### Task to complete
Repeat each entry in full, exactly.
◆ ◆ ◆ ◆ ◆ ◆ ◆
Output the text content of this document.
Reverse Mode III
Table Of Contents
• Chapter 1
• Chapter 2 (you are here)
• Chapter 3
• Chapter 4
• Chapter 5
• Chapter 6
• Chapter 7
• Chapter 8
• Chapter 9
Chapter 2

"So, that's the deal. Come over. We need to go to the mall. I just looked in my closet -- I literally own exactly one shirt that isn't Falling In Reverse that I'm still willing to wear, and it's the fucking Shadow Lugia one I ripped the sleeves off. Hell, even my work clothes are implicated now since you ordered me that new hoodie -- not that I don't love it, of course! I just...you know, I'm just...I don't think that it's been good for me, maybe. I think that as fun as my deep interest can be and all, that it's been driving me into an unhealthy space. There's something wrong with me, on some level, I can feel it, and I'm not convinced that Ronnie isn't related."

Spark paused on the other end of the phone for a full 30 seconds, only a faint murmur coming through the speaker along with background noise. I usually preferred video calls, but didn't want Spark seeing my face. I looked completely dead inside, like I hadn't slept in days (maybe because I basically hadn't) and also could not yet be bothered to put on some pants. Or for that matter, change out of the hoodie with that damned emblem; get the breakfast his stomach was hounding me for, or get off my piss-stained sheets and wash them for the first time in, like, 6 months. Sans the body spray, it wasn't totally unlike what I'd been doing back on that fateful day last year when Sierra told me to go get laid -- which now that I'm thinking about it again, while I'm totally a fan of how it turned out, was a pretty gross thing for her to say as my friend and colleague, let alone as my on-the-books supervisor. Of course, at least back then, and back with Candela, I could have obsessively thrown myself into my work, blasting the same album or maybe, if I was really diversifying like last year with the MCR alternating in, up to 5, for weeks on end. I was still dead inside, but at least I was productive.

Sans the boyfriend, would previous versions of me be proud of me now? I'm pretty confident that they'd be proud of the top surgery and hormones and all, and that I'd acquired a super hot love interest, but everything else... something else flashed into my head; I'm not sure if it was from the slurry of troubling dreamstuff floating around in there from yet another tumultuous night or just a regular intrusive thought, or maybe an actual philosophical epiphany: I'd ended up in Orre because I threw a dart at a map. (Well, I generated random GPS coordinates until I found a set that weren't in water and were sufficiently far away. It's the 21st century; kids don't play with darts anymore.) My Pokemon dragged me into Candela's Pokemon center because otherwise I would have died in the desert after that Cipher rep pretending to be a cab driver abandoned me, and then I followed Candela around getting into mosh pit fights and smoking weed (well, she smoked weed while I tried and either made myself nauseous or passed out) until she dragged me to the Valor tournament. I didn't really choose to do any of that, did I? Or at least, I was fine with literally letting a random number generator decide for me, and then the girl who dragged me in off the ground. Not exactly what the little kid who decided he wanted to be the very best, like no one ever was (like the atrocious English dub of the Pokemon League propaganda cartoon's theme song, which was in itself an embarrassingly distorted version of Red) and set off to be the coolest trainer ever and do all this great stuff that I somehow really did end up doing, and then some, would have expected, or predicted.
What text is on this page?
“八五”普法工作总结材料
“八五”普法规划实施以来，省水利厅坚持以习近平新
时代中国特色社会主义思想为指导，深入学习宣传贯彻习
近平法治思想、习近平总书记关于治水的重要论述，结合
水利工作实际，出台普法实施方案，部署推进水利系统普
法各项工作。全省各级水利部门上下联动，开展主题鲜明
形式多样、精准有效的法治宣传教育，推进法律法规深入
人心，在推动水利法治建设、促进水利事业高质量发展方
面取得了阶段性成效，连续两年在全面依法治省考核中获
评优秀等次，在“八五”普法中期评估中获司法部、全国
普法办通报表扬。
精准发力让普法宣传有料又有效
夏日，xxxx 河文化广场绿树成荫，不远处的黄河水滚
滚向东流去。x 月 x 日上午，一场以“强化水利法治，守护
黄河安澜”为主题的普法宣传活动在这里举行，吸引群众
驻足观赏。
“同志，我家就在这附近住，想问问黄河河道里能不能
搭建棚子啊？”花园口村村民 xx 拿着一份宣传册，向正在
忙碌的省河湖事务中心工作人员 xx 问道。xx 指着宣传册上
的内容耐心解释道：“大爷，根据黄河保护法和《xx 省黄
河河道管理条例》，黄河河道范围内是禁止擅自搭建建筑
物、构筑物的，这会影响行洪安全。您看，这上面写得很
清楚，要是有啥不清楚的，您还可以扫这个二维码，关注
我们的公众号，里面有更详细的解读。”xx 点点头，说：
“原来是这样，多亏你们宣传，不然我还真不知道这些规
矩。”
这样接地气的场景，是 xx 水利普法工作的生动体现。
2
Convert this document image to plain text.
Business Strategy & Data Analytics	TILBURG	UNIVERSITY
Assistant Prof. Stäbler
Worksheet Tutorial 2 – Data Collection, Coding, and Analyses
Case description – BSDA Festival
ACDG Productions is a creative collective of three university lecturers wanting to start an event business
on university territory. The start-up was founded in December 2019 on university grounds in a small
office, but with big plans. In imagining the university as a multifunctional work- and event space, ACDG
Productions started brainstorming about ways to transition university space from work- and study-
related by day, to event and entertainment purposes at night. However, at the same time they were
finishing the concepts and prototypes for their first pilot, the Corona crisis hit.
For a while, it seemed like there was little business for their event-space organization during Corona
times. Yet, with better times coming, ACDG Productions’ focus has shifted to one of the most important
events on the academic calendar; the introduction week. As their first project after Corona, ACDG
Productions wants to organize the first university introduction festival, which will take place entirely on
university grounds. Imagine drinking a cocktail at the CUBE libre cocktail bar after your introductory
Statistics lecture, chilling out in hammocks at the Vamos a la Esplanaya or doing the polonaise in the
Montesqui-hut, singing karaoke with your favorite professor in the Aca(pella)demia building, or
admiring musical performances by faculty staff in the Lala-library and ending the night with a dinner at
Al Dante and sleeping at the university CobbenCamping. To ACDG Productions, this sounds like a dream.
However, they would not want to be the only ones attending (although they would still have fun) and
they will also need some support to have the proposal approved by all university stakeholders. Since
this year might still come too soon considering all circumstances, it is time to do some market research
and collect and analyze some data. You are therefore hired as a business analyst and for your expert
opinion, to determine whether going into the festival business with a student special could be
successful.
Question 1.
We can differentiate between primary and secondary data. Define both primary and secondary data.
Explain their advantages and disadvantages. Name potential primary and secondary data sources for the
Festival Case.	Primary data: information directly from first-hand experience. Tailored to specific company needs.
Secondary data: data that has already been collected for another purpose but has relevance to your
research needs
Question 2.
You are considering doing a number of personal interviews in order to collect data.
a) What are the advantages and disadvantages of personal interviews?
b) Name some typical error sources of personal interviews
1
◆ ◆ ◆ ◆ ◆ ◆ ◆
### Finished answer
Output the text content of this document.
Reverse Mode III
Table Of Contents
• Chapter 1
• Chapter 2 (you are here)
• Chapter 3
• Chapter 4
• Chapter 5
• Chapter 6
• Chapter 7
• Chapter 8
• Chapter 9
Chapter 2

"So, that's the deal. Come over. We need to go to the mall. I just looked in my closet -- I literally own exactly one shirt that isn't Falling In Reverse that I'm still willing to wear, and it's the fucking Shadow Lugia one I ripped the sleeves off. Hell, even my work clothes are implicated now since you ordered me that new hoodie -- not that I don't love it, of course! I just...you know, I'm just...I don't think that it's been good for me, maybe. I think that as fun as my deep interest can be and all, that it's been driving me into an unhealthy space. There's something wrong with me, on some level, I can feel it, and I'm not convinced that Ronnie isn't related."

Spark paused on the other end of the phone for a full 30 seconds, only a faint murmur coming through the speaker along with background noise. I usually preferred video calls, but didn't want Spark seeing my face. I looked completely dead inside, like I hadn't slept in days (maybe because I basically hadn't) and also could not yet be bothered to put on some pants. Or for that matter, change out of the hoodie with that damned emblem; get the breakfast his stomach was hounding me for, or get off my piss-stained sheets and wash them for the first time in, like, 6 months. Sans the body spray, it wasn't totally unlike what I'd been doing back on that fateful day last year when Sierra told me to go get laid -- which now that I'm thinking about it again, while I'm totally a fan of how it turned out, was a pretty gross thing for her to say as my friend and colleague, let alone as my on-the-books supervisor. Of course, at least back then, and back with Candela, I could have obsessively thrown myself into my work, blasting the same album or maybe, if I was really diversifying like last year with the MCR alternating in, up to 5, for weeks on end. I was still dead inside, but at least I was productive.

Sans the boyfriend, would previous versions of me be proud of me now? I'm pretty confident that they'd be proud of the top surgery and hormones and all, and that I'd acquired a super hot love interest, but everything else... something else flashed into my head; I'm not sure if it was from the slurry of troubling dreamstuff floating around in there from yet another tumultuous night or just a regular intrusive thought, or maybe an actual philosophical epiphany: I'd ended up in Orre because I threw a dart at a map. (Well, I generated random GPS coordinates until I found a set that weren't in water and were sufficiently far away. It's the 21st century; kids don't play with darts anymore.) My Pokemon dragged me into Candela's Pokemon center because otherwise I would have died in the desert after that Cipher rep pretending to be a cab driver abandoned me, and then I followed Candela around getting into mosh pit fights and smoking weed (well, she smoked weed while I tried and either made myself nauseous or passed out) until she dragged me to the Valor tournament. I didn't really choose to do any of that, did I? Or at least, I was fine with literally letting a random number generator decide for me, and then the girl who dragged me in off the ground. Not exactly what the little kid who decided he wanted to be the very best, like no one ever was (like the atrocious English dub of the Pokemon League propaganda cartoon's theme song, which was in itself an embarrassingly distorted version of Red) and set off to be the coolest trainer ever and do all this great stuff that I somehow really did end up doing, and then some, would have expected, or predicted.
What text is on this page?
“八五”普法工作总结材料
“八五”普法规划实施以来，省水利厅坚持以习近平新
时代中国特色社会主义思想为指导，深入学习宣传贯彻习
近平法治思想、习近平总书记关于治水的重要论述，结合
水利工作实际，出台普法实施方案，部署推进水利系统普
法各项工作。全省各级水利部门上下联动，开展主题鲜明
形式多样、精准有效的法治宣传教育，推进法律法规深入
人心，在推动水利法治建设、促进水利事业高质量发展方
面取得了阶段性成效，连续两年在全面依法治省考核中获
评优秀等次，在“八五”普法中期评估中获司法部、全国
普法办通报表扬。
精准发力让普法宣传有料又有效
夏日，xxxx 河文化广场绿树成荫，不远处的黄河水滚
滚向东流去。x 月 x 日上午，一场以“强化水利法治，守护
黄河安澜”为主题的普法宣传活动在这里举行，吸引群众
驻足观赏。
“同志，我家就在这附近住，想问问黄河河道里能不能
搭建棚子啊？”花园口村村民 xx 拿着一份宣传册，向正在
忙碌的省河湖事务中心工作人员 xx 问道。xx 指着宣传册上
的内容耐心解释道：“大爷，根据黄河保护法和《xx 省黄
河河道管理条例》，黄河河道范围内是禁止擅自搭建建筑
物、构筑物的，这会影响行洪安全。您看，这上面写得很
清楚，要是有啥不清楚的，您还可以扫这个二维码，关注
我们的公众号，里面有更详细的解读。”xx 点点头，说：
“原来是这样，多亏你们宣传，不然我还真不知道这些规
矩。”
这样接地气的场景，是 xx 水利普法工作的生动体现。
2
Convert this document image to plain text.
Business Strategy & Data Analytics	TILBURG	UNIVERSITY
Assistant Prof. Stäbler
Worksheet Tutorial 2 – Data Collection, Coding, and Analyses
Case description – BSDA Festival
ACDG Productions is a creative collective of three university lecturers wanting to start an event business
on university territory. The start-up was founded in December 2019 on university grounds in a small
office, but with big plans. In imagining the university as a multifunctional work- and event space, ACDG
Productions started brainstorming about ways to transition university space from work- and study-
related by day, to event and entertainment purposes at night. However, at the same time they were
finishing the concepts and prototypes for their first pilot, the Corona crisis hit.
For a while, it seemed like there was little business for their event-space organization during Corona
times. Yet, with better times coming, ACDG Productions’ focus has shifted to one of the most important
events on the academic calendar; the introduction week. As their first project after Corona, ACDG
Productions wants to organize the first university introduction festival, which will take place entirely on
university grounds. Imagine drinking a cocktail at the CUBE libre cocktail bar after your introductory
Statistics lecture, chilling out in hammocks at the Vamos a la Esplanaya or doing the polonaise in the
Montesqui-hut, singing karaoke with your favorite professor in the Aca(pella)demia building, or
admiring musical performances by faculty staff in the Lala-library and ending the night with a dinner at
Al Dante and sleeping at the university CobbenCamping. To ACDG Productions, this sounds like a dream.
However, they would not want to be the only ones attending (although they would still have fun) and
they will also need some support to have the proposal approved by all university stakeholders. Since
this year might still come too soon considering all circumstances, it is time to do some market research
and collect and analyze some data. You are therefore hired as a business analyst and for your expert
opinion, to determine whether going into the festival business with a student special could be
successful.
Question 1.
We can differentiate between primary and secondary data. Define both primary and secondary data.
Explain their advantages and disadvantages. Name potential primary and secondary data sources for the
Festival Case.	Primary data: information directly from first-hand experience. Tailored to specific company needs.
Secondary data: data that has already been collected for another purpose but has relevance to your
research needs
Question 2.
You are considering doing a number of personal interviews in order to collect data.
a) What are the advantages and disadvantages of personal interviews?
b) Name some typical error sources of personal interviews
1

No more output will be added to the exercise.